Problem to work on: What follows is a listing; restate every line of it word for word.

>> start

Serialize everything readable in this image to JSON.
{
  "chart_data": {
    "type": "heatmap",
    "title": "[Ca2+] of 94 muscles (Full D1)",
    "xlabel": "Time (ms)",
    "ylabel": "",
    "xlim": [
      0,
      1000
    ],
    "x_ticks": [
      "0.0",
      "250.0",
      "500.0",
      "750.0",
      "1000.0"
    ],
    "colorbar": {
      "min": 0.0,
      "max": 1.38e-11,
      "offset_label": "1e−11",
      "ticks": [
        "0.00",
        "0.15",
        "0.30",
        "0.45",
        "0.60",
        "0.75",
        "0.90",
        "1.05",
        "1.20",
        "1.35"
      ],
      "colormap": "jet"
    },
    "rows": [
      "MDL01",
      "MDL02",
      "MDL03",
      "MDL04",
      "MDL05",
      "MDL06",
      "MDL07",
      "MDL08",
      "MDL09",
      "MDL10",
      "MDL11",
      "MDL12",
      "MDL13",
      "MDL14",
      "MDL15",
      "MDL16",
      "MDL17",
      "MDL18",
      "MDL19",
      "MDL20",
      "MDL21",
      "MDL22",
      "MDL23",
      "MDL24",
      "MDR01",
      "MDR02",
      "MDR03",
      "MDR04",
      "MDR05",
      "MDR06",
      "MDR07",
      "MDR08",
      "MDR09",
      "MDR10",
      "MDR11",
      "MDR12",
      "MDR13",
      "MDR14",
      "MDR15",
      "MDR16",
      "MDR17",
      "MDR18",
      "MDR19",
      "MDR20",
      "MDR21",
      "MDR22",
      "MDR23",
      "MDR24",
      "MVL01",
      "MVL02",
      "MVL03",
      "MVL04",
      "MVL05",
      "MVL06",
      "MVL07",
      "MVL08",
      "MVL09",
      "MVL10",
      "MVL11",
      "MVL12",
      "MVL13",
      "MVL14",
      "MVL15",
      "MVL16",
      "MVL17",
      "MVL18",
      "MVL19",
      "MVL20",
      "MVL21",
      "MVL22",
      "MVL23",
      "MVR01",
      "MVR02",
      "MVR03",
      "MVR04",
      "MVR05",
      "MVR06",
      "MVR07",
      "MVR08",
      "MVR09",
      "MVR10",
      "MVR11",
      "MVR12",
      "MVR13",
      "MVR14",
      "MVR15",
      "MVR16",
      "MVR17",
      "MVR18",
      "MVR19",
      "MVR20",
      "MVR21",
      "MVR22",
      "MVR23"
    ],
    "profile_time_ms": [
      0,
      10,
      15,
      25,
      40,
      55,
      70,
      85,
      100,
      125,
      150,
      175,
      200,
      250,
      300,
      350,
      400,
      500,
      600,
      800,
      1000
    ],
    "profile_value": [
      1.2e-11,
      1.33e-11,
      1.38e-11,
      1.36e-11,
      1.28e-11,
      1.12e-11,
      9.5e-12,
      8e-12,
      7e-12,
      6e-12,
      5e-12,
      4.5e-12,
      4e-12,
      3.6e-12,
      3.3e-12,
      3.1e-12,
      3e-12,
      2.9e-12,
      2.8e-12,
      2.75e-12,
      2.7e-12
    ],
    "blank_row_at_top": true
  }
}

>> end

Exercise output:
Serialize everything readable in this image to JSON.
{
  "chart_data": {
    "type": "heatmap",
    "title": "[Ca2+] of 94 muscles (Full D1)",
    "xlabel": "Time (ms)",
    "ylabel": "",
    "xlim": [
      0,
      1000
    ],
    "x_ticks": [
      "0.0",
      "250.0",
      "500.0",
      "750.0",
      "1000.0"
    ],
    "colorbar": {
      "min": 0.0,
      "max": 1.38e-11,
      "offset_label": "1e−11",
      "ticks": [
        "0.00",
        "0.15",
        "0.30",
        "0.45",
        "0.60",
        "0.75",
        "0.90",
        "1.05",
        "1.20",
        "1.35"
      ],
      "colormap": "jet"
    },
    "rows": [
      "MDL01",
      "MDL02",
      "MDL03",
      "MDL04",
      "MDL05",
      "MDL06",
      "MDL07",
      "MDL08",
      "MDL09",
      "MDL10",
      "MDL11",
      "MDL12",
      "MDL13",
      "MDL14",
      "MDL15",
      "MDL16",
      "MDL17",
      "MDL18",
      "MDL19",
      "MDL20",
      "MDL21",
      "MDL22",
      "MDL23",
      "MDL24",
      "MDR01",
      "MDR02",
      "MDR03",
      "MDR04",
      "MDR05",
      "MDR06",
      "MDR07",
      "MDR08",
      "MDR09",
      "MDR10",
      "MDR11",
      "MDR12",
      "MDR13",
      "MDR14",
      "MDR15",
      "MDR16",
      "MDR17",
      "MDR18",
      "MDR19",
      "MDR20",
      "MDR21",
      "MDR22",
      "MDR23",
      "MDR24",
      "MVL01",
      "MVL02",
      "MVL03",
      "MVL04",
      "MVL05",
      "MVL06",
      "MVL07",
      "MVL08",
      "MVL09",
      "MVL10",
      "MVL11",
      "MVL12",
      "MVL13",
      "MVL14",
      "MVL15",
      "MVL16",
      "MVL17",
      "MVL18",
      "MVL19",
      "MVL20",
      "MVL21",
      "MVL22",
      "MVL23",
      "MVR01",
      "MVR02",
      "MVR03",
      "MVR04",
      "MVR05",
      "MVR06",
      "MVR07",
      "MVR08",
      "MVR09",
      "MVR10",
      "MVR11",
      "MVR12",
      "MVR13",
      "MVR14",
      "MVR15",
      "MVR16",
      "MVR17",
      "MVR18",
      "MVR19",
      "MVR20",
      "MVR21",
      "MVR22",
      "MVR23"
    ],
    "profile_time_ms": [
      0,
      10,
      15,
      25,
      40,
      55,
      70,
      85,
      100,
      125,
      150,
      175,
      200,
      250,
      300,
      350,
      400,
      500,
      600,
      800,
      1000
    ],
    "profile_value": [
      1.2e-11,
      1.33e-11,
      1.38e-11,
      1.36e-11,
      1.28e-11,
      1.12e-11,
      9.5e-12,
      8e-12,
      7e-12,
      6e-12,
      5e-12,
      4.5e-12,
      4e-12,
      3.6e-12,
      3.3e-12,
      3.1e-12,
      3e-12,
      2.9e-12,
      2.8e-12,
      2.75e-12,
      2.7e-12
    ],
    "blank_row_at_top": true
  }
}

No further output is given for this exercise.